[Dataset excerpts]
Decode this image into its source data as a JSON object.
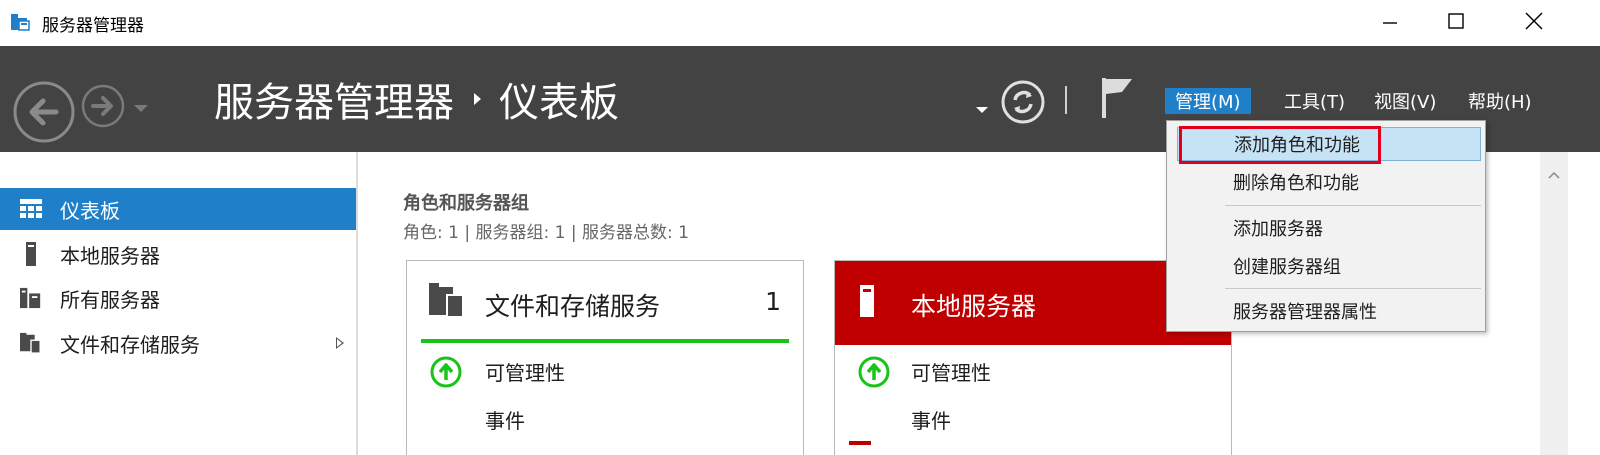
{
  "window": {
    "title": "服务器管理器",
    "minimize_icon": "minimize-icon",
    "maximize_icon": "maximize-icon",
    "close_icon": "close-icon"
  },
  "header": {
    "breadcrumb_root": "服务器管理器",
    "breadcrumb_current": "仪表板",
    "menus": {
      "manage": "管理(M)",
      "tools": "工具(T)",
      "view": "视图(V)",
      "help": "帮助(H)"
    }
  },
  "manage_menu": {
    "items": [
      {
        "label": "添加角色和功能",
        "highlighted": true
      },
      {
        "label": "删除角色和功能"
      },
      {
        "label": "添加服务器"
      },
      {
        "label": "创建服务器组"
      },
      {
        "label": "服务器管理器属性"
      }
    ]
  },
  "sidebar": {
    "items": [
      {
        "label": "仪表板",
        "icon": "dashboard-grid-icon",
        "active": true
      },
      {
        "label": "本地服务器",
        "icon": "server-icon"
      },
      {
        "label": "所有服务器",
        "icon": "servers-icon"
      },
      {
        "label": "文件和存储服务",
        "icon": "file-storage-icon",
        "has_submenu": true
      }
    ]
  },
  "main": {
    "section_title": "角色和服务器组",
    "section_subtitle": "角色: 1 | 服务器组: 1 | 服务器总数: 1",
    "cards": [
      {
        "title": "文件和存储服务",
        "count": "1",
        "rows": [
          "可管理性",
          "事件"
        ]
      },
      {
        "title": "本地服务器",
        "rows": [
          "可管理性",
          "事件"
        ]
      }
    ]
  },
  "colors": {
    "header_bg": "#434343",
    "accent": "#1f7fc8",
    "card_red": "#c00000",
    "status_green": "#18c418",
    "menu_highlight": "#c6e2f5",
    "annotation_red": "#e0001b"
  }
}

• _Aim of the task_
All of the entries above should be copied exactly, except for the pictures.

• _Result_
Decode this image into its source data as a JSON object.
{
  "window": {
    "title": "服务器管理器",
    "minimize_icon": "minimize-icon",
    "maximize_icon": "maximize-icon",
    "close_icon": "close-icon"
  },
  "header": {
    "breadcrumb_root": "服务器管理器",
    "breadcrumb_current": "仪表板",
    "menus": {
      "manage": "管理(M)",
      "tools": "工具(T)",
      "view": "视图(V)",
      "help": "帮助(H)"
    }
  },
  "manage_menu": {
    "items": [
      {
        "label": "添加角色和功能",
        "highlighted": true
      },
      {
        "label": "删除角色和功能"
      },
      {
        "label": "添加服务器"
      },
      {
        "label": "创建服务器组"
      },
      {
        "label": "服务器管理器属性"
      }
    ]
  },
  "sidebar": {
    "items": [
      {
        "label": "仪表板",
        "icon": "dashboard-grid-icon",
        "active": true
      },
      {
        "label": "本地服务器",
        "icon": "server-icon"
      },
      {
        "label": "所有服务器",
        "icon": "servers-icon"
      },
      {
        "label": "文件和存储服务",
        "icon": "file-storage-icon",
        "has_submenu": true
      }
    ]
  },
  "main": {
    "section_title": "角色和服务器组",
    "section_subtitle": "角色: 1 | 服务器组: 1 | 服务器总数: 1",
    "cards": [
      {
        "title": "文件和存储服务",
        "count": "1",
        "rows": [
          "可管理性",
          "事件"
        ]
      },
      {
        "title": "本地服务器",
        "rows": [
          "可管理性",
          "事件"
        ]
      }
    ]
  },
  "colors": {
    "header_bg": "#434343",
    "accent": "#1f7fc8",
    "card_red": "#c00000",
    "status_green": "#18c418",
    "menu_highlight": "#c6e2f5",
    "annotation_red": "#e0001b"
  }
}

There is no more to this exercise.